Given problem
Find the lines that hold "Vito". Report only how many there are.

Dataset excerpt
++++
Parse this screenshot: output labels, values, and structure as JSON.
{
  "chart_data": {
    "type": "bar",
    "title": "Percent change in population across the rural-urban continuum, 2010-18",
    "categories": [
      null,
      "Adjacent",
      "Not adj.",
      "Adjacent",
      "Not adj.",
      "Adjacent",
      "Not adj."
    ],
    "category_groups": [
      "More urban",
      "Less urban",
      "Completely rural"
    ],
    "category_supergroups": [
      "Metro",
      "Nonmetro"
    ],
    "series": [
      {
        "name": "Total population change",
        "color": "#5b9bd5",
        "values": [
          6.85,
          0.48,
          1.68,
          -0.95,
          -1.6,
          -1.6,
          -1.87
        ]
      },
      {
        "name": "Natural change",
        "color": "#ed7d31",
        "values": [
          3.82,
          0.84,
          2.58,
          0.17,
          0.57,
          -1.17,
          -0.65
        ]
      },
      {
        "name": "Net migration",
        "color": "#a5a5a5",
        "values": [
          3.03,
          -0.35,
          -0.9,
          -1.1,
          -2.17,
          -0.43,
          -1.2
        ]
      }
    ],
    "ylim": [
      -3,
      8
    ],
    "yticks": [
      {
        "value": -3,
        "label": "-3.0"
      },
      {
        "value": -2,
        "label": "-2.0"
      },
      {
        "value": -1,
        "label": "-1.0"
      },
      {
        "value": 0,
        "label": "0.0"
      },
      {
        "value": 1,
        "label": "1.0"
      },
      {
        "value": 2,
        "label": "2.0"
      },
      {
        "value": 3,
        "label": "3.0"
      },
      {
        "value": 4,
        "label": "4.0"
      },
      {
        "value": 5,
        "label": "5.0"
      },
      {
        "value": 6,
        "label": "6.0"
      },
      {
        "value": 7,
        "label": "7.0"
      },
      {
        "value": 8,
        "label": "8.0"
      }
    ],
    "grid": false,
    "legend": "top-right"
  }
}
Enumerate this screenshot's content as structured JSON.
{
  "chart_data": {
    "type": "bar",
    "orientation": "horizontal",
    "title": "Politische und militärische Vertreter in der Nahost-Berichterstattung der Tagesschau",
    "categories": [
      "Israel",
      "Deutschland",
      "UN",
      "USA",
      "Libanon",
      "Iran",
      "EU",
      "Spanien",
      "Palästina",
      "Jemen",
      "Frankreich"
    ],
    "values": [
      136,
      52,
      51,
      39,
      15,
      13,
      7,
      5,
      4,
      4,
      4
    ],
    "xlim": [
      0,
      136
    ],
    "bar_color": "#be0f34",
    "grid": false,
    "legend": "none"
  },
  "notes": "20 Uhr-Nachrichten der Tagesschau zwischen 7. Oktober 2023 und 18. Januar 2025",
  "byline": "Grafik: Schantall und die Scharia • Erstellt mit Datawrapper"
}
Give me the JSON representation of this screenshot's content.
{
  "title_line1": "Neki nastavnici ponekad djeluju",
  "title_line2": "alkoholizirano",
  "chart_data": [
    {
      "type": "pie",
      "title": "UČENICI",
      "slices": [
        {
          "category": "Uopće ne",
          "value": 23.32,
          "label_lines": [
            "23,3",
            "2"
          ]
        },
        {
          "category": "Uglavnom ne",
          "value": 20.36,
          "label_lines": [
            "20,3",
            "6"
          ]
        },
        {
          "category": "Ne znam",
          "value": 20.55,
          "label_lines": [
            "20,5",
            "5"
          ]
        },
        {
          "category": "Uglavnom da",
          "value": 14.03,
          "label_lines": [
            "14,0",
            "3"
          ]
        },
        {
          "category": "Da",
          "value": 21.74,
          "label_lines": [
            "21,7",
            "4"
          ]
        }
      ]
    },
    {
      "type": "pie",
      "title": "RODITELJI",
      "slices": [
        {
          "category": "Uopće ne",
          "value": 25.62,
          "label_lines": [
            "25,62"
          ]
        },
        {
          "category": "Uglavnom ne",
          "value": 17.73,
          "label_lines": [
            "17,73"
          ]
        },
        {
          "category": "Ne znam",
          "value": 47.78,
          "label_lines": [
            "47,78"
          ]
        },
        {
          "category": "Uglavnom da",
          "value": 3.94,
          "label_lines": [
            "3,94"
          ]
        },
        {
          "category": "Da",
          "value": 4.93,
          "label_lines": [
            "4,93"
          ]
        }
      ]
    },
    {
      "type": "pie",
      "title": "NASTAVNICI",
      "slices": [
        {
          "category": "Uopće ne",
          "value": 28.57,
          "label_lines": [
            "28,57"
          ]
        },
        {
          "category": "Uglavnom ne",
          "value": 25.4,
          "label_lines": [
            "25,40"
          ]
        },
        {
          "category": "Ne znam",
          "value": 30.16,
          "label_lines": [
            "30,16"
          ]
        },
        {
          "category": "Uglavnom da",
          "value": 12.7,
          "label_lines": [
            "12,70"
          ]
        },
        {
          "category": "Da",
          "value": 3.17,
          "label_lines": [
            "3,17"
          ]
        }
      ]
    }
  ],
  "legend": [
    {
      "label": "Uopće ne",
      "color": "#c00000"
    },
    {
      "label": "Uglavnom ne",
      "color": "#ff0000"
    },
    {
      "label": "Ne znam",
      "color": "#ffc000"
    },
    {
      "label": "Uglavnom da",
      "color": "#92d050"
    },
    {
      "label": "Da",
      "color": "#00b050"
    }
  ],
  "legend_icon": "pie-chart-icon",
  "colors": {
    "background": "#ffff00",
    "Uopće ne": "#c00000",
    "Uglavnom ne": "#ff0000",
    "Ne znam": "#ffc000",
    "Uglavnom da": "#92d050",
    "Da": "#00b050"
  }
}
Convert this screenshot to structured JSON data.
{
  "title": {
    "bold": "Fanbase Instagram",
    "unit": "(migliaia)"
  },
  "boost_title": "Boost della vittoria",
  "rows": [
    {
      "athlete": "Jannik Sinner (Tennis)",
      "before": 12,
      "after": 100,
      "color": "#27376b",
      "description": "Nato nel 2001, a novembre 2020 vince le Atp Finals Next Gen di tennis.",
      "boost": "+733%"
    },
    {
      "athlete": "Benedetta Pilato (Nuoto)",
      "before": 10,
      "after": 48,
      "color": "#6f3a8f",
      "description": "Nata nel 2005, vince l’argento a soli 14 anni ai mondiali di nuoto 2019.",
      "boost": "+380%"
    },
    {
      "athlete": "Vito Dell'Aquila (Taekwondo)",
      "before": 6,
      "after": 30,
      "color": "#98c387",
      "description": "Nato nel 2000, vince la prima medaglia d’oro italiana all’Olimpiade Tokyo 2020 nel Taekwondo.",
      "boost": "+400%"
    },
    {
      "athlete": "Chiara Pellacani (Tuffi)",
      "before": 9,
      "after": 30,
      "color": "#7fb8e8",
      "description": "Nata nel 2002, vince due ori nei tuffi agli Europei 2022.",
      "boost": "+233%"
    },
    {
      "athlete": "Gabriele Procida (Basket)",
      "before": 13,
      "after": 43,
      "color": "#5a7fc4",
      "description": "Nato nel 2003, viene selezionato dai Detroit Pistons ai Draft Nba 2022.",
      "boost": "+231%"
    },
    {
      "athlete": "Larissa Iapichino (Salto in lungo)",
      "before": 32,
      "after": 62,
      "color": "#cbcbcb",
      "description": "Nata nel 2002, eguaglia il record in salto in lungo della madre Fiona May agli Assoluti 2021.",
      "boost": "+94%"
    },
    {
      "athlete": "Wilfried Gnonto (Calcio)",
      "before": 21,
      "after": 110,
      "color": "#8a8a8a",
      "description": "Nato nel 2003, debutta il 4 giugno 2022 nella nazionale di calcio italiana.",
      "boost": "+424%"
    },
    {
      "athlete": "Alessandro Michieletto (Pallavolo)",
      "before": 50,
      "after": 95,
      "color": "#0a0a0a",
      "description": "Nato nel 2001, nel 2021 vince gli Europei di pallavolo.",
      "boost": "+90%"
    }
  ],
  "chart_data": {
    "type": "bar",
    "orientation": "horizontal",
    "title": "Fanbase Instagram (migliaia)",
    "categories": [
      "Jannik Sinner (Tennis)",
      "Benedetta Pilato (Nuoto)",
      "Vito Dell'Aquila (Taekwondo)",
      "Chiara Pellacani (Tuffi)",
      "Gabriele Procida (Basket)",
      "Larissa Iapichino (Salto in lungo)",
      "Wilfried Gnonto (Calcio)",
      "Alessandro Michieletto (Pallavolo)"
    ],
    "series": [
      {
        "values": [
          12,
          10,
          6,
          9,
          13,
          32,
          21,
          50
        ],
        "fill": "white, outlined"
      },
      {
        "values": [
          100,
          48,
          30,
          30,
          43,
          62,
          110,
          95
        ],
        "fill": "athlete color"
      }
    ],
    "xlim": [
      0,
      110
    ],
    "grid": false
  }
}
++++
The result
2